#### Instruction:
Write out the full set of records exactly. Any pictures in them do not belong in the copy.

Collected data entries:
━━━━━━━━━━━━━━━━

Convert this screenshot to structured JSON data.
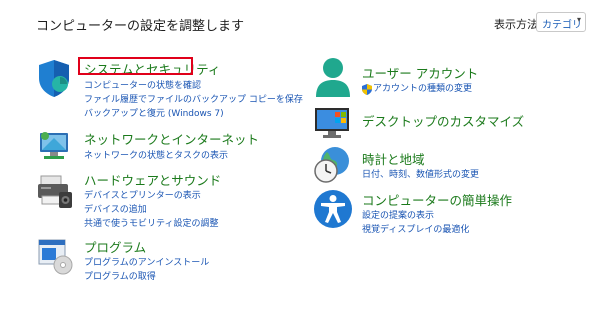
{
  "header": {
    "title": "コンピューターの設定を調整します",
    "view_by_label": "表示方法:",
    "view_by_value": "カテゴリ",
    "view_by_chevron": "▾"
  },
  "categories": {
    "security": {
      "title": "システムとセキュリティ",
      "links": [
        "コンピューターの状態を確認",
        "ファイル履歴でファイルのバックアップ コピーを保存",
        "バックアップと復元 (Windows 7)"
      ],
      "highlighted": true
    },
    "network": {
      "title": "ネットワークとインターネット",
      "links": [
        "ネットワークの状態とタスクの表示"
      ]
    },
    "hardware": {
      "title": "ハードウェアとサウンド",
      "links": [
        "デバイスとプリンターの表示",
        "デバイスの追加",
        "共通で使うモビリティ設定の調整"
      ]
    },
    "programs": {
      "title": "プログラム",
      "links": [
        "プログラムのアンインストール",
        "プログラムの取得"
      ]
    },
    "user_accounts": {
      "title": "ユーザー アカウント",
      "links": [
        "アカウントの種類の変更"
      ]
    },
    "appearance": {
      "title": "デスクトップのカスタマイズ",
      "links": []
    },
    "clock_region": {
      "title": "時計と地域",
      "links": [
        "日付、時刻、数値形式の変更"
      ]
    },
    "ease_of_access": {
      "title": "コンピューターの簡単操作",
      "links": [
        "設定の提案の表示",
        "視覚ディスプレイの最適化"
      ]
    }
  },
  "colors": {
    "title_green": "#1b7a1b",
    "link_blue": "#1a55b3",
    "highlight_red": "#e0001a"
  }
}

━━━━━━━━━━━━━━━━

#### Answer to this problem:
Convert this screenshot to structured JSON data.
{
  "header": {
    "title": "コンピューターの設定を調整します",
    "view_by_label": "表示方法:",
    "view_by_value": "カテゴリ",
    "view_by_chevron": "▾"
  },
  "categories": {
    "security": {
      "title": "システムとセキュリティ",
      "links": [
        "コンピューターの状態を確認",
        "ファイル履歴でファイルのバックアップ コピーを保存",
        "バックアップと復元 (Windows 7)"
      ],
      "highlighted": true
    },
    "network": {
      "title": "ネットワークとインターネット",
      "links": [
        "ネットワークの状態とタスクの表示"
      ]
    },
    "hardware": {
      "title": "ハードウェアとサウンド",
      "links": [
        "デバイスとプリンターの表示",
        "デバイスの追加",
        "共通で使うモビリティ設定の調整"
      ]
    },
    "programs": {
      "title": "プログラム",
      "links": [
        "プログラムのアンインストール",
        "プログラムの取得"
      ]
    },
    "user_accounts": {
      "title": "ユーザー アカウント",
      "links": [
        "アカウントの種類の変更"
      ]
    },
    "appearance": {
      "title": "デスクトップのカスタマイズ",
      "links": []
    },
    "clock_region": {
      "title": "時計と地域",
      "links": [
        "日付、時刻、数値形式の変更"
      ]
    },
    "ease_of_access": {
      "title": "コンピューターの簡単操作",
      "links": [
        "設定の提案の表示",
        "視覚ディスプレイの最適化"
      ]
    }
  },
  "colors": {
    "title_green": "#1b7a1b",
    "link_blue": "#1a55b3",
    "highlight_red": "#e0001a"
  }
}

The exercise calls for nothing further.